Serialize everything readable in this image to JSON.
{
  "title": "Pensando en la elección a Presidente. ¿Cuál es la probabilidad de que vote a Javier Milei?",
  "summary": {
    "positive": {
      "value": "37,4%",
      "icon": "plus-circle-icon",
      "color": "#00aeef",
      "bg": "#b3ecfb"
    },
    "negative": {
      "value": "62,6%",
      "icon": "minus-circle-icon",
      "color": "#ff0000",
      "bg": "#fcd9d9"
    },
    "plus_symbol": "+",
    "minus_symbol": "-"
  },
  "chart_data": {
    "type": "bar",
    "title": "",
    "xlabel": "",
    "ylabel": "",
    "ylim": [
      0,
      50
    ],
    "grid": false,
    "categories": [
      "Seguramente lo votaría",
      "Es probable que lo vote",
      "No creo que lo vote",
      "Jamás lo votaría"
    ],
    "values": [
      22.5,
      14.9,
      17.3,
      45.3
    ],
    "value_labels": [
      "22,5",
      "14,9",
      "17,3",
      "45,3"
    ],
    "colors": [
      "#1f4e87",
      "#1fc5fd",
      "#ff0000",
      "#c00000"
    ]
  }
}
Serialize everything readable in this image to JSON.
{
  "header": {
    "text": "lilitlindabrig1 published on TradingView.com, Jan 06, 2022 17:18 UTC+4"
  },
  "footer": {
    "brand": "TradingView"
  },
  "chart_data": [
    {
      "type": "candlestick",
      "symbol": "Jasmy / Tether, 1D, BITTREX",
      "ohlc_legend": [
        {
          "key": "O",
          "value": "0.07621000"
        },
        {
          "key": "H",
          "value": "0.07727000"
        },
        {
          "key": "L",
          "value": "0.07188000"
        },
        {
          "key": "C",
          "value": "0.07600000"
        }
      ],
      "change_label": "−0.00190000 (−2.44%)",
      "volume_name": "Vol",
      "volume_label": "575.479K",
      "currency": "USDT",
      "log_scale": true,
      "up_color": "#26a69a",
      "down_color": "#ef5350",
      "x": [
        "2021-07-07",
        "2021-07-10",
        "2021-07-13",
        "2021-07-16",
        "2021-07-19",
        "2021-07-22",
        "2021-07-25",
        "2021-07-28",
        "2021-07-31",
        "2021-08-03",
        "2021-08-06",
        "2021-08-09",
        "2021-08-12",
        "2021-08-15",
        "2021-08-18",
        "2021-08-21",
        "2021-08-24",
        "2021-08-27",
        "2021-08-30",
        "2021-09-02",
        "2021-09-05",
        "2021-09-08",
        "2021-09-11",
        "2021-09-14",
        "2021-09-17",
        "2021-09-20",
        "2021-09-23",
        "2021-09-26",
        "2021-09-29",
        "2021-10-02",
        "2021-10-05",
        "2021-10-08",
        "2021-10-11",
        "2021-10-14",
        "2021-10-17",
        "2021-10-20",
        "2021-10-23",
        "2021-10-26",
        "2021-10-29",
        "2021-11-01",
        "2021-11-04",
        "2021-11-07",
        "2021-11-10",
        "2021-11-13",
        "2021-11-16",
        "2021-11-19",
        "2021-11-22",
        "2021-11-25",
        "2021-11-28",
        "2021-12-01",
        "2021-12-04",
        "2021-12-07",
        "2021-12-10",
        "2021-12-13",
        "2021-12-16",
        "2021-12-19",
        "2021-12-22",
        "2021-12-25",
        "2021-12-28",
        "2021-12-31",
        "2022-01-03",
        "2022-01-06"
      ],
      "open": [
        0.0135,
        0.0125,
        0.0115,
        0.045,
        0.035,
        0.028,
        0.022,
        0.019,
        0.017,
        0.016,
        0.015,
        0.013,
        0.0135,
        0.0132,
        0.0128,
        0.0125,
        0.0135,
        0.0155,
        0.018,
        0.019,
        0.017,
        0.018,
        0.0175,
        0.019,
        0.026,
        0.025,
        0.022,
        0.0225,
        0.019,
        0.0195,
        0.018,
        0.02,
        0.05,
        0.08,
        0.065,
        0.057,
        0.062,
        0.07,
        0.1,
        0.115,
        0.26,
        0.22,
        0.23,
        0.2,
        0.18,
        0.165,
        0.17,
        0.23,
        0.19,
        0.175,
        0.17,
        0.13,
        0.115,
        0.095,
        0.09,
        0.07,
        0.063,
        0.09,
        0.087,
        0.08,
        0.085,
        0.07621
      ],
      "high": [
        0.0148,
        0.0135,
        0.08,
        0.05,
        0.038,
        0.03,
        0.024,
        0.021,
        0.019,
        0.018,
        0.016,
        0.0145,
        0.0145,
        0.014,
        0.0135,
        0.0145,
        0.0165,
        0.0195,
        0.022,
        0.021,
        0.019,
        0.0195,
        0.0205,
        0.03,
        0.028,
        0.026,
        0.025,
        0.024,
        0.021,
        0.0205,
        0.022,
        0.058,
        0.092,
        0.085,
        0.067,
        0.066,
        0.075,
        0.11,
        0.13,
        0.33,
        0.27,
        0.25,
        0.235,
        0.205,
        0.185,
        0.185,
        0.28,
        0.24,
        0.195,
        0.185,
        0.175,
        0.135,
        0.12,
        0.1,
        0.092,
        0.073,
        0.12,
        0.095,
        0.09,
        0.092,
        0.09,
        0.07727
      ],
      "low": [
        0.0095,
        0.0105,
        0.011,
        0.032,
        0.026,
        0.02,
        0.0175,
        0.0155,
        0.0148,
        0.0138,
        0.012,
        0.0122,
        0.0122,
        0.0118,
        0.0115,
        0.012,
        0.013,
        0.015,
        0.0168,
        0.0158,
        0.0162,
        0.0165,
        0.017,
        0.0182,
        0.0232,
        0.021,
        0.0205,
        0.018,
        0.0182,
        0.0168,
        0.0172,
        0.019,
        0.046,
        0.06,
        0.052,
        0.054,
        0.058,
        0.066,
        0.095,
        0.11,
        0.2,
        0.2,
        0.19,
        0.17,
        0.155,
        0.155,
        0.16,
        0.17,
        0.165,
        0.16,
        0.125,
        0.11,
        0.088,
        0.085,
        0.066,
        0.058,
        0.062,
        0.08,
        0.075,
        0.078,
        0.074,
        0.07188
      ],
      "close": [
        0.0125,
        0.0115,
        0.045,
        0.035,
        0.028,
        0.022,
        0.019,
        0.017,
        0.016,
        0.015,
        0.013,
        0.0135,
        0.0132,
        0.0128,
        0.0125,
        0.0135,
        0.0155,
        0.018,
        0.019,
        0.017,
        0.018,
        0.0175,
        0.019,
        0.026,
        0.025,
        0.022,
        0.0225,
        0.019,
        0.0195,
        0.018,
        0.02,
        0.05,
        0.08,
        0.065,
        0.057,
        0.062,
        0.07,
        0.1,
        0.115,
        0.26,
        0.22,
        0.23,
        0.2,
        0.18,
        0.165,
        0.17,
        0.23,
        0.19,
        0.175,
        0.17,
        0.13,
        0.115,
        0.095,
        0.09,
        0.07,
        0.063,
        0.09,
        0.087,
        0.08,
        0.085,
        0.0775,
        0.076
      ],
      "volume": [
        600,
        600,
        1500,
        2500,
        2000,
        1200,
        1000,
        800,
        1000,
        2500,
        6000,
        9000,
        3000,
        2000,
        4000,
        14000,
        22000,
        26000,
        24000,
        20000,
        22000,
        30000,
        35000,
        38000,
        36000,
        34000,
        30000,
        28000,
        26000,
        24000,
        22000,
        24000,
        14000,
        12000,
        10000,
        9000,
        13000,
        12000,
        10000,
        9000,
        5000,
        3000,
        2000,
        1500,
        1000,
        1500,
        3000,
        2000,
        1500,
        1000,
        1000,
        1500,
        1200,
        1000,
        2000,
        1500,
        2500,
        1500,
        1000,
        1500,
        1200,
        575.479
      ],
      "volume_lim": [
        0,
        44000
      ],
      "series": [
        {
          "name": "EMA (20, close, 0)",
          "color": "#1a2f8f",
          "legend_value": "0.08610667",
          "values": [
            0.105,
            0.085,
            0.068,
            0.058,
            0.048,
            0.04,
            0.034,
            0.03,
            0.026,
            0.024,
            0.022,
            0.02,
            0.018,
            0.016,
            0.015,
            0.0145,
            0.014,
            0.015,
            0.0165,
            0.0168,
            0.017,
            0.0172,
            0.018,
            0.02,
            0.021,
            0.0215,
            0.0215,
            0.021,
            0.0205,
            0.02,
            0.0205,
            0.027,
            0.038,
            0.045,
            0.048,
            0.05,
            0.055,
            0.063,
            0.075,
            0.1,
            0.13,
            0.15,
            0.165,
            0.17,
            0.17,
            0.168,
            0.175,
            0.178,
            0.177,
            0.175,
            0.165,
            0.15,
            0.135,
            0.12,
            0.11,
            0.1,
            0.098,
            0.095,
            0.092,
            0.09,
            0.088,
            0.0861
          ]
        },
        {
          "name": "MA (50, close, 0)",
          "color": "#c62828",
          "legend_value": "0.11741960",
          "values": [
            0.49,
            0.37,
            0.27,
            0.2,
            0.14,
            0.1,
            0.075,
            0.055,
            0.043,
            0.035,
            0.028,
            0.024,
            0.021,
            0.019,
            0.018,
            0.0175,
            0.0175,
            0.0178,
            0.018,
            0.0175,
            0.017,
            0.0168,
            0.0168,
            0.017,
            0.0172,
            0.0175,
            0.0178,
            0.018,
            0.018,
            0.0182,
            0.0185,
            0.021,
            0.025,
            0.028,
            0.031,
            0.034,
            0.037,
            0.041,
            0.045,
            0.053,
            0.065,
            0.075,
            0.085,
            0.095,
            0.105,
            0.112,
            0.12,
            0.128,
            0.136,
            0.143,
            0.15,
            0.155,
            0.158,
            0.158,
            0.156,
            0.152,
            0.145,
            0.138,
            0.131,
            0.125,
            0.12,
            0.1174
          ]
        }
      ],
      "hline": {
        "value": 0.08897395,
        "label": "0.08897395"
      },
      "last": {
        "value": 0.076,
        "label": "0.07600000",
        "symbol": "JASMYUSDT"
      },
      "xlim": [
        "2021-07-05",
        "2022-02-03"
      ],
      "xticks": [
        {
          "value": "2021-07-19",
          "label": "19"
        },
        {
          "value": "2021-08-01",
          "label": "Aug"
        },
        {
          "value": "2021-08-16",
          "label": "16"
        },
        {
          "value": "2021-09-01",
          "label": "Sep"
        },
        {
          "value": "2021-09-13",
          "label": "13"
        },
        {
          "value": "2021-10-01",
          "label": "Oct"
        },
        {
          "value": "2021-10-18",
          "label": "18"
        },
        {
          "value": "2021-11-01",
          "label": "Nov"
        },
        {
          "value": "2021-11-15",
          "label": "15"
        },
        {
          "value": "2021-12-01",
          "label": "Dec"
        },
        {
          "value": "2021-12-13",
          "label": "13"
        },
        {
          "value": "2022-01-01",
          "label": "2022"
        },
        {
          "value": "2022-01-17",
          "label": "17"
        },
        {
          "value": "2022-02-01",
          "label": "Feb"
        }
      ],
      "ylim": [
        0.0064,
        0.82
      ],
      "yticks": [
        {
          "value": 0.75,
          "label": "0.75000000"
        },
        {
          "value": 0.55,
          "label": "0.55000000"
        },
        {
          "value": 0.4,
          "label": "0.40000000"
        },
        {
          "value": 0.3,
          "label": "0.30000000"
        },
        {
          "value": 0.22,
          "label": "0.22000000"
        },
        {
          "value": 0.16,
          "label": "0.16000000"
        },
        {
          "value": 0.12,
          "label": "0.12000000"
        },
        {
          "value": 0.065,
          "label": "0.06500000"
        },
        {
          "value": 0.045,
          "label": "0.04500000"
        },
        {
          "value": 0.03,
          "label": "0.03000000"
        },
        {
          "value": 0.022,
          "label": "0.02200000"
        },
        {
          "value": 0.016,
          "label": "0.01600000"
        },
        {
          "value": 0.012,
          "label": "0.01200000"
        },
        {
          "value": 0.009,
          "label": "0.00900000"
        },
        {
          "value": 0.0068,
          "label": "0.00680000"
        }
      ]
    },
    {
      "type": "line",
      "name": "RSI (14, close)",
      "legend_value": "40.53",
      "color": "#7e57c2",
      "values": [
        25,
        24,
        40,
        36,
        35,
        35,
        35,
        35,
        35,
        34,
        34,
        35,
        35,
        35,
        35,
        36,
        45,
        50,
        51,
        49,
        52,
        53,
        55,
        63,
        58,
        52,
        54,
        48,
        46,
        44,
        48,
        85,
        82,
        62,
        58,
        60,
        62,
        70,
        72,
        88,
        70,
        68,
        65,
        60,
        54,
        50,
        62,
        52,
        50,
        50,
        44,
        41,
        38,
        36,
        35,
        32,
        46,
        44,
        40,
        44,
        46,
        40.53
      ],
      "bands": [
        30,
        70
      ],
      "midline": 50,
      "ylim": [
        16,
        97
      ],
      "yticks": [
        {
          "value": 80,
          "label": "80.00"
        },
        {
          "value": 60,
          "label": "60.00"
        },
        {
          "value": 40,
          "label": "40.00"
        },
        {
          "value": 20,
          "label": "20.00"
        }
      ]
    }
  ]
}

- - - - -

== WHAT THE EXERCISE ASKS ==
Copy out all lines above that include the string "icon".

== RESULT FOR THIS TASK ==
      "icon": "plus-circle-icon",
      "icon": "minus-circle-icon",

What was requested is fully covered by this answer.